* start *
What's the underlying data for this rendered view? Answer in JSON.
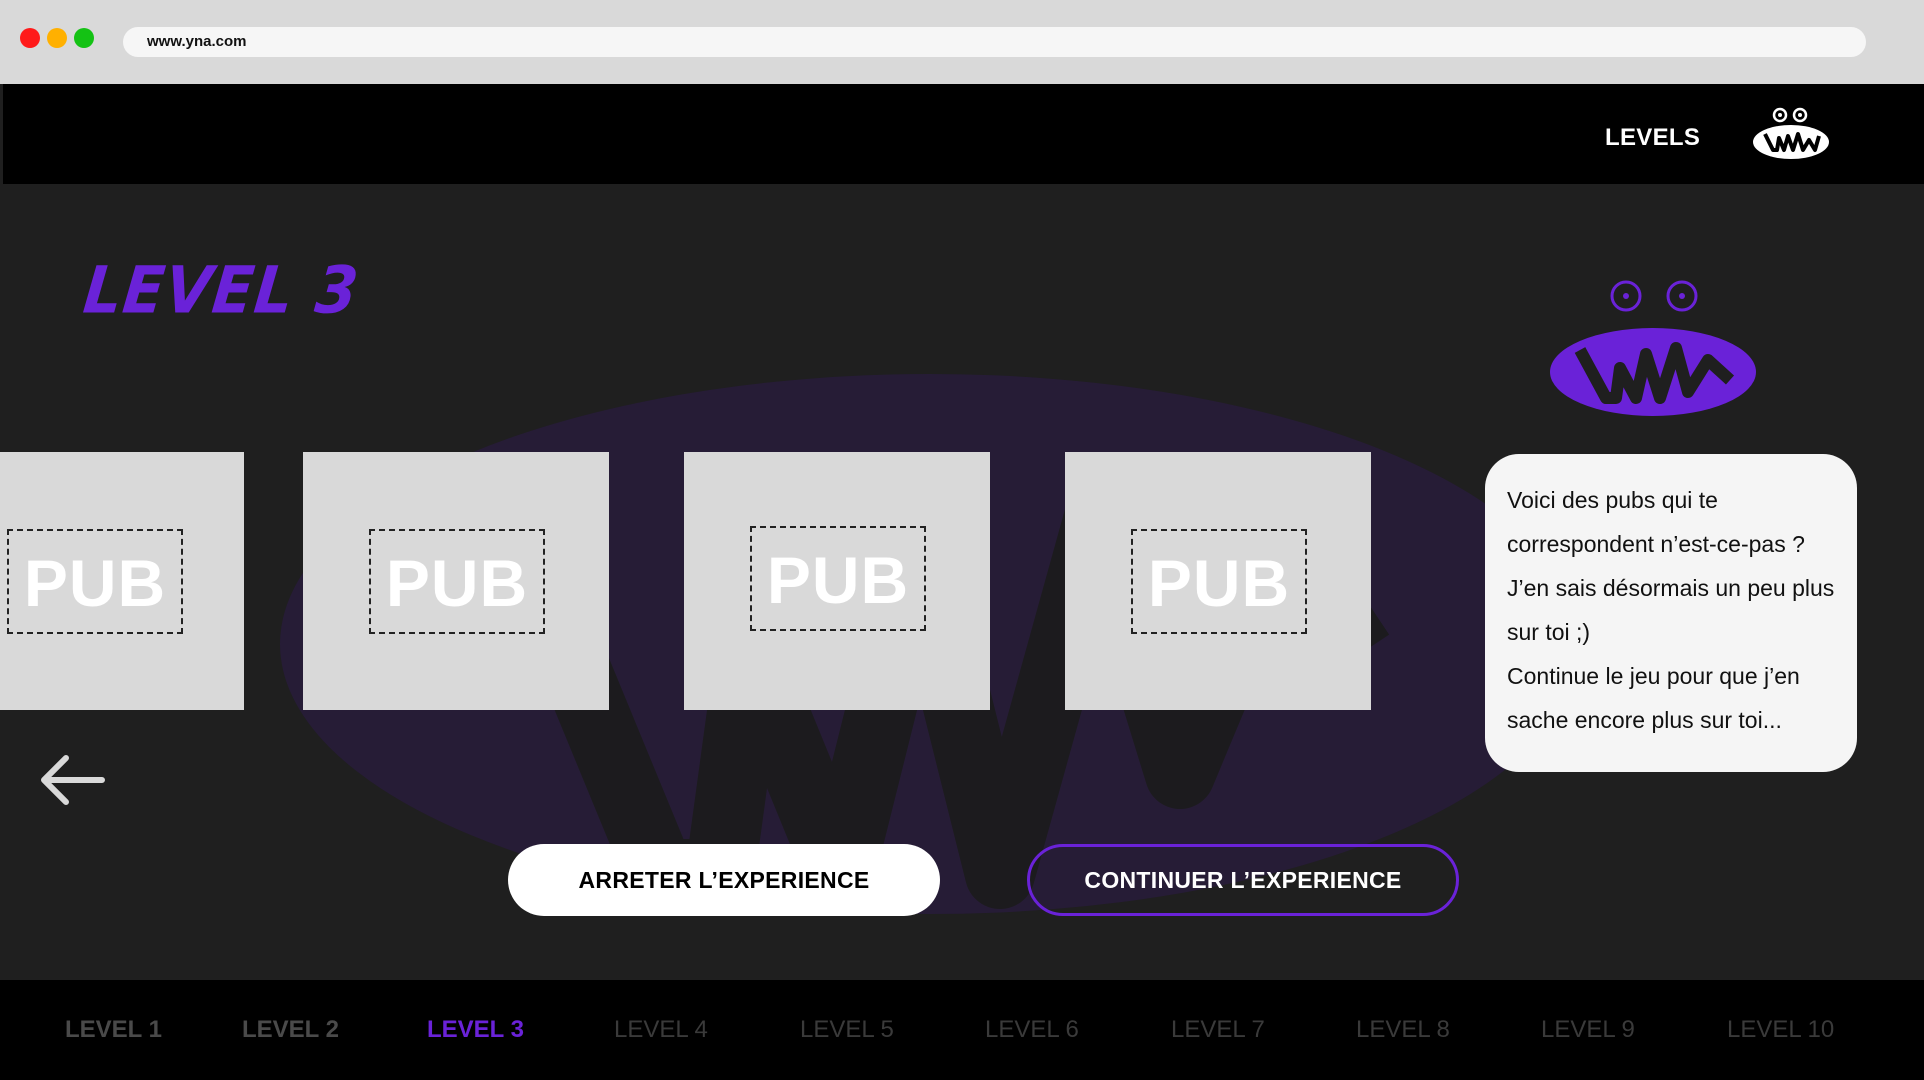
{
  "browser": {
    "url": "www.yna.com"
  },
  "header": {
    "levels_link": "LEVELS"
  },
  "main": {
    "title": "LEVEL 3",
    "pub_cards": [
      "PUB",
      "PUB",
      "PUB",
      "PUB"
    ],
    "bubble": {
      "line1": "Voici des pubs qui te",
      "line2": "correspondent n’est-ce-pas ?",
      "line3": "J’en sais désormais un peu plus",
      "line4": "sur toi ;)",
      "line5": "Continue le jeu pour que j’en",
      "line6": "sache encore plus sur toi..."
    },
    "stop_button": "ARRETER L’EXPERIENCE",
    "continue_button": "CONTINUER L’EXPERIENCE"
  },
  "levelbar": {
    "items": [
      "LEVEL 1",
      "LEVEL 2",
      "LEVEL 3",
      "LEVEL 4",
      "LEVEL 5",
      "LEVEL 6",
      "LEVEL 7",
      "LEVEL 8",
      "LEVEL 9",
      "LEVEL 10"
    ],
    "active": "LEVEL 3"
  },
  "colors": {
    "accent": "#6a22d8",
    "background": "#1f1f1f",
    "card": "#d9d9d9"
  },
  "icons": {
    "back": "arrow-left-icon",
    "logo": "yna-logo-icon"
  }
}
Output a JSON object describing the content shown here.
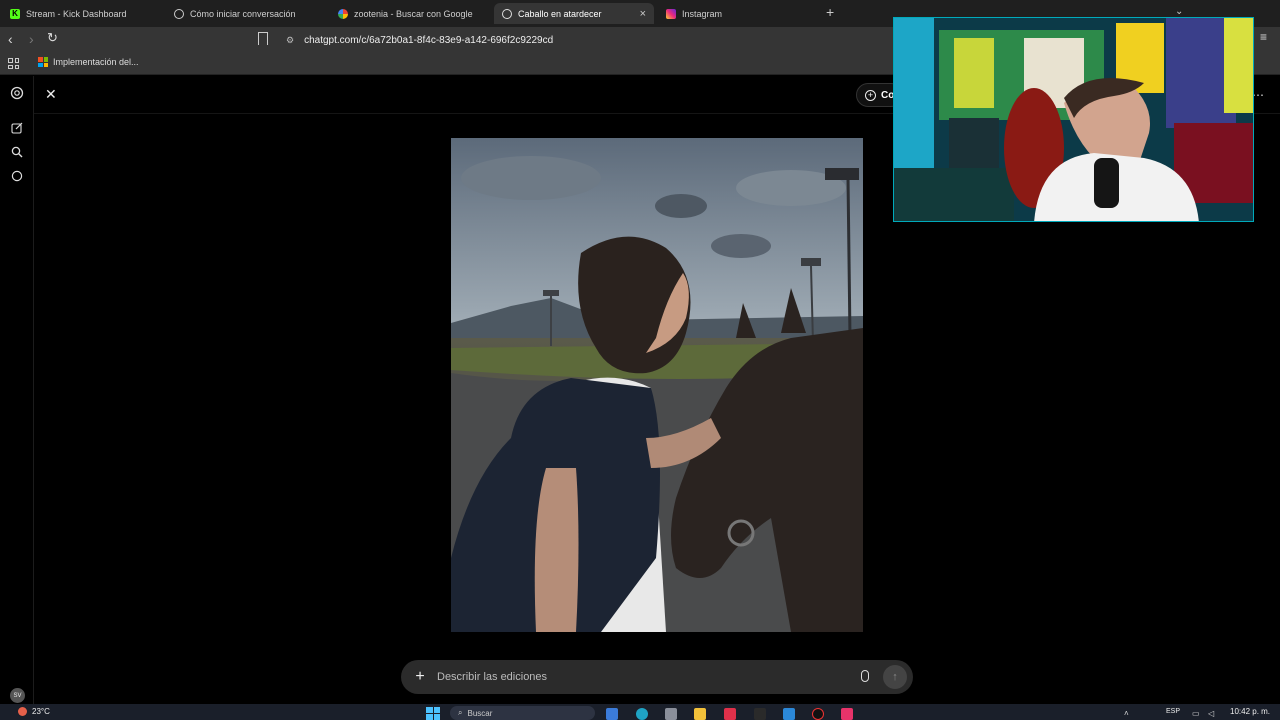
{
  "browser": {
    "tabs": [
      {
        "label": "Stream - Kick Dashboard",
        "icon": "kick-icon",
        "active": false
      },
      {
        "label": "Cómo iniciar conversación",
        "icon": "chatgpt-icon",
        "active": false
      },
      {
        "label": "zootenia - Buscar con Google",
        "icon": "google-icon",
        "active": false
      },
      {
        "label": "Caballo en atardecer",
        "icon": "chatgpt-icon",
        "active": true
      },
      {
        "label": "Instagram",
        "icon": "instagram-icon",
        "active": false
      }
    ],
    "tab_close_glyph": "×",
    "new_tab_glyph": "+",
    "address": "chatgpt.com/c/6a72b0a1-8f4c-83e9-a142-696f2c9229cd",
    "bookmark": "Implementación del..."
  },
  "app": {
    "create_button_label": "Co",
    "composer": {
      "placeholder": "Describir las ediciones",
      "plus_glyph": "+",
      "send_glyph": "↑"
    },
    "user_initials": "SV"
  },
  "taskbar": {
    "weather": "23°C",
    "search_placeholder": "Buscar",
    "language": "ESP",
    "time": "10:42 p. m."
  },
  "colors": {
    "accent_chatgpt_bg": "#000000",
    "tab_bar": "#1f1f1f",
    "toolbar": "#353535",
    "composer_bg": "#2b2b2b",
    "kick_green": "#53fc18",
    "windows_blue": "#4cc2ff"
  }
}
* end *
OBJECTIVE: Within the material above, find the lines that contain the word "EXPERIENCE"; copy them.

OUTPUT FOR THIS TASK:
    "stop_button": "ARRETER L’EXPERIENCE",
    "continue_button": "CONTINUER L’EXPERIENCE"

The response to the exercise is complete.